[Collected data]
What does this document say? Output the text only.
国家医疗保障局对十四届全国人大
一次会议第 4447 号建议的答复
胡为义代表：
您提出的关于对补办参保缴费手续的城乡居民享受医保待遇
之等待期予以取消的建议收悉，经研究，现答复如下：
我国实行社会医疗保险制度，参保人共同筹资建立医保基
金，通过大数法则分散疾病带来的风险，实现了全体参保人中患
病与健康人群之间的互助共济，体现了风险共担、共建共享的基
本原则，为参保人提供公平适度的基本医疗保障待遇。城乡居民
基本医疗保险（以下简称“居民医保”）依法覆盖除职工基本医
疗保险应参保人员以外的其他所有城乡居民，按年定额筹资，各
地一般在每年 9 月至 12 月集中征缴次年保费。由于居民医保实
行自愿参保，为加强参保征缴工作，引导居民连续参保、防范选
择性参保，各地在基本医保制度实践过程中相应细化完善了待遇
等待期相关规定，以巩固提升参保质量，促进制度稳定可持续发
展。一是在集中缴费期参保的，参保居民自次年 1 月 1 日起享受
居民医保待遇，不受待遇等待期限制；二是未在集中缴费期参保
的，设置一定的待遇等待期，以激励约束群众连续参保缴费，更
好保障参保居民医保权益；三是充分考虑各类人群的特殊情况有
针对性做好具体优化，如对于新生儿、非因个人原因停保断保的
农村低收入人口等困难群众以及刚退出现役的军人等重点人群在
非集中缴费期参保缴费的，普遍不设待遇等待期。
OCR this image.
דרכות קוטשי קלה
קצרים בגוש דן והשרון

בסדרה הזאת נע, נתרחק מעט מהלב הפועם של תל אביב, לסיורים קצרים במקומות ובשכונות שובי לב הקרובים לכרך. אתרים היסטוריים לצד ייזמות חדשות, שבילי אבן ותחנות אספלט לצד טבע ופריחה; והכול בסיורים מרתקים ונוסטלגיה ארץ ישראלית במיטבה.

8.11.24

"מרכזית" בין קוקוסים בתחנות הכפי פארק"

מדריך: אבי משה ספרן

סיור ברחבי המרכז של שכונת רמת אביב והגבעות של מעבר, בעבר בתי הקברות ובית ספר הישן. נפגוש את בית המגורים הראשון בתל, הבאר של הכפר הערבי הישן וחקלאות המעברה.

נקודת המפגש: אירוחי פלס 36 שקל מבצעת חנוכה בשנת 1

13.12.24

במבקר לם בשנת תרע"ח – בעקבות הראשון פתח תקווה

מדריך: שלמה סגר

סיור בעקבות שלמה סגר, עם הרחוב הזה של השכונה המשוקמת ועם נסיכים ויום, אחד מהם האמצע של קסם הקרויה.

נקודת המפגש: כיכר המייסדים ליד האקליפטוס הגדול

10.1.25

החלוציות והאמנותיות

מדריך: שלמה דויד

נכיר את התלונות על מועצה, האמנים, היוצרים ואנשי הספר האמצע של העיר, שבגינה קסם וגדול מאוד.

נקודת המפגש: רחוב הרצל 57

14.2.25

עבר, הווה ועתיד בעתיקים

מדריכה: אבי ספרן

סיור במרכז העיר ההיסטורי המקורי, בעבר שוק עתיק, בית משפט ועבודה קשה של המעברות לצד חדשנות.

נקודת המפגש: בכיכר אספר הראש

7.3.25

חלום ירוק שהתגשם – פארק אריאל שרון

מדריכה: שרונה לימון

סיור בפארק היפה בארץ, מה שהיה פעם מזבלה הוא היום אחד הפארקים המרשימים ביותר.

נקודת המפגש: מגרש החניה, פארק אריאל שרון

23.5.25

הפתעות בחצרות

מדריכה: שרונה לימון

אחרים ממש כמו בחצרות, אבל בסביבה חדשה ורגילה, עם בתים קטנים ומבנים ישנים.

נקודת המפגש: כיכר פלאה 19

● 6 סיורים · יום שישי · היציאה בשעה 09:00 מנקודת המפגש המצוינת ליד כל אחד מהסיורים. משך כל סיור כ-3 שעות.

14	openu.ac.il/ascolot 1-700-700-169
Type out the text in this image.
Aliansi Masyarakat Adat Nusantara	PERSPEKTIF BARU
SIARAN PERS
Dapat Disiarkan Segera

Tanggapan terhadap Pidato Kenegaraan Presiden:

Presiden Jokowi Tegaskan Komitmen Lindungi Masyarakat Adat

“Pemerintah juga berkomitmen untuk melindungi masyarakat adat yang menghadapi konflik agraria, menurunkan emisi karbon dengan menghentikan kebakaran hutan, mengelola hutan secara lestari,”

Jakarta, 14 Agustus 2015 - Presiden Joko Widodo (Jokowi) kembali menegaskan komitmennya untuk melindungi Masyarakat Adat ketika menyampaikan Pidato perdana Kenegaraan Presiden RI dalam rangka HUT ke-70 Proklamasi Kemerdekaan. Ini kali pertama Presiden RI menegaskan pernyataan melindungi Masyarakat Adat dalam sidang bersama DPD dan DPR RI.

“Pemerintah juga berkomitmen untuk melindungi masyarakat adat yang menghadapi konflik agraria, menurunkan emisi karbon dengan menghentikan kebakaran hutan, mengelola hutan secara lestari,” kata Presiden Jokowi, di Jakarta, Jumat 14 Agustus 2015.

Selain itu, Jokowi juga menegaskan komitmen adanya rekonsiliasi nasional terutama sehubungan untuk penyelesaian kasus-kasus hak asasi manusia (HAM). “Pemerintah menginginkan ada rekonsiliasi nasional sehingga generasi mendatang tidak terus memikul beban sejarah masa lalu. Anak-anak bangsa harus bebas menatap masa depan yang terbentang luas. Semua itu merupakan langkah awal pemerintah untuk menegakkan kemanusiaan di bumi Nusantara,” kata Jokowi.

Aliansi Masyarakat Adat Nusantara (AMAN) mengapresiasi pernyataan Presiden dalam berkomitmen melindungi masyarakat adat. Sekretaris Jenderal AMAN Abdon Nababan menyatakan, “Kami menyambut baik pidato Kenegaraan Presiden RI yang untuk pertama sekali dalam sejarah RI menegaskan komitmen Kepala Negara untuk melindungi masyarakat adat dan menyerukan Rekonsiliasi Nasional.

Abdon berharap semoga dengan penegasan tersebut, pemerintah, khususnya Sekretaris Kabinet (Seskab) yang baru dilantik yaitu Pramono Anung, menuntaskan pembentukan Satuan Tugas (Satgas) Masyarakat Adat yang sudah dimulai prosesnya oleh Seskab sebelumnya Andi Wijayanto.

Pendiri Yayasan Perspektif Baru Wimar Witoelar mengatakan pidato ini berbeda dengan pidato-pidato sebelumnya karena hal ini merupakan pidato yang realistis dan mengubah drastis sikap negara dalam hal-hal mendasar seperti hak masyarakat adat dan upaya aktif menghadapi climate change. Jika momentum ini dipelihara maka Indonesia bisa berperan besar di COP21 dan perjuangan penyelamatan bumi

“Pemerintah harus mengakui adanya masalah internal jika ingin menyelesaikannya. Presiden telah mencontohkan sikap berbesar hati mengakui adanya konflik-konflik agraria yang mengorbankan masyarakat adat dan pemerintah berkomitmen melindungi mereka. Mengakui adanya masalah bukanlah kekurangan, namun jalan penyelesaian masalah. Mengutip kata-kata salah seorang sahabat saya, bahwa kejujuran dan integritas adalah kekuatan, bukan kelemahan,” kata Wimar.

[WHAT YOU SHOULD DO]
In the material above, tally every line with the string "בעקבות" in it, then give that number alone.

[TASK RESULT]
2